Task requirements: Your answer should be one number: the count of lines in these entries that hold the word "display".

Extracted material:

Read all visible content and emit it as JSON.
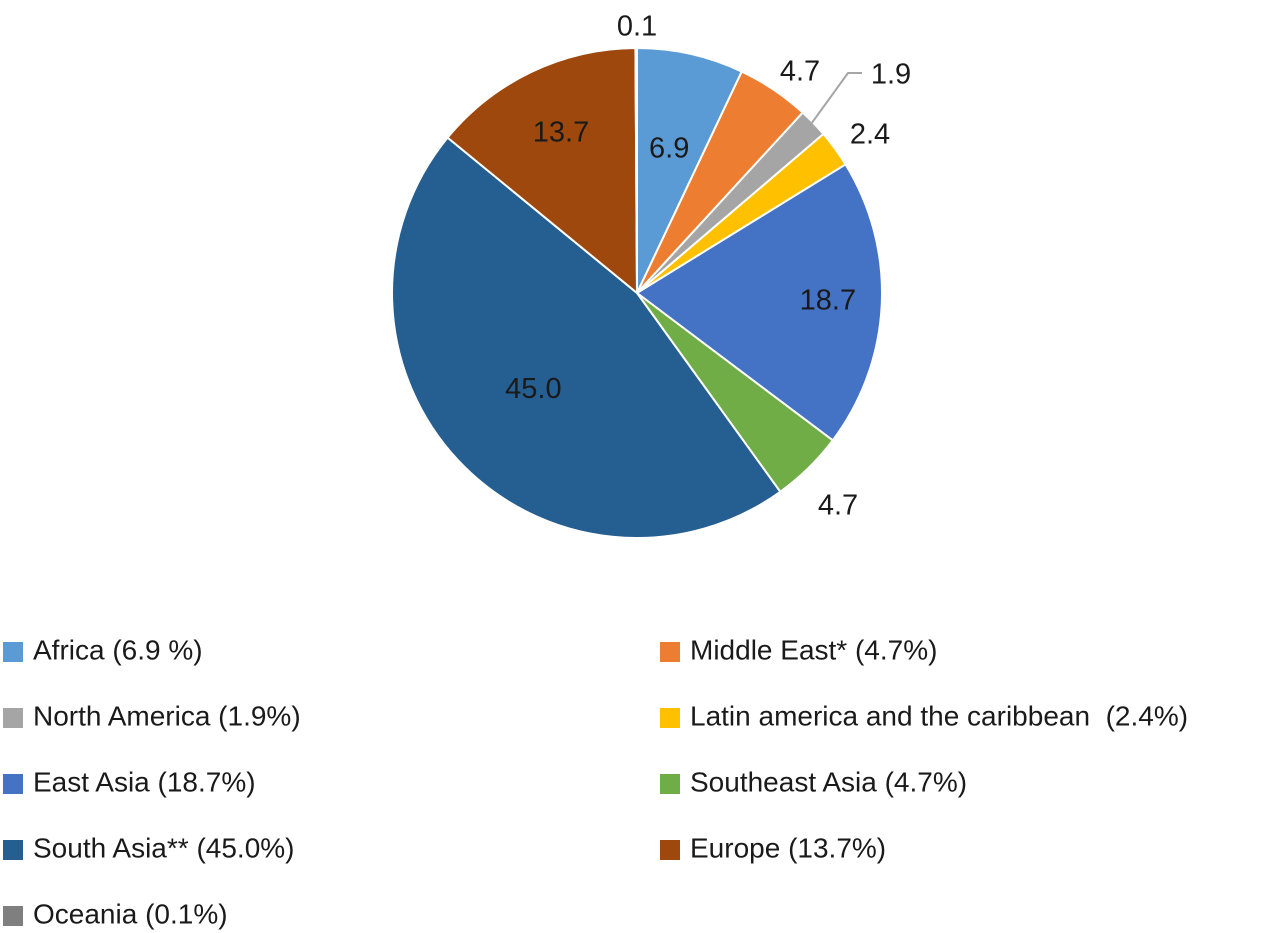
{
  "chart_data": {
    "type": "pie",
    "title": "",
    "slices": [
      {
        "label": "Africa",
        "value": 6.9,
        "display": "6.9",
        "color": "#5B9BD5",
        "legend": "Africa (6.9 %)"
      },
      {
        "label": "Middle East*",
        "value": 4.7,
        "display": "4.7",
        "color": "#ED7D31",
        "legend": "Middle East* (4.7%)"
      },
      {
        "label": "North America",
        "value": 1.9,
        "display": "1.9",
        "color": "#A5A5A5",
        "legend": "North America (1.9%)"
      },
      {
        "label": "Latin america and the caribbean",
        "value": 2.4,
        "display": "2.4",
        "color": "#FFC000",
        "legend": "Latin america and the caribbean  (2.4%)"
      },
      {
        "label": "East Asia",
        "value": 18.7,
        "display": "18.7",
        "color": "#4472C4",
        "legend": "East Asia (18.7%)"
      },
      {
        "label": "Southeast Asia",
        "value": 4.7,
        "display": "4.7",
        "color": "#70AD47",
        "legend": "Southeast Asia (4.7%)"
      },
      {
        "label": "South Asia**",
        "value": 45.0,
        "display": "45.0",
        "color": "#255E91",
        "legend": "South Asia** (45.0%)"
      },
      {
        "label": "Europe",
        "value": 13.7,
        "display": "13.7",
        "color": "#9E480E",
        "legend": "Europe (13.7%)"
      },
      {
        "label": "Oceania",
        "value": 0.1,
        "display": "0.1",
        "color": "#7F7F7F",
        "legend": "Oceania (0.1%)"
      }
    ],
    "legend_position": "bottom"
  }
}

Output below: 9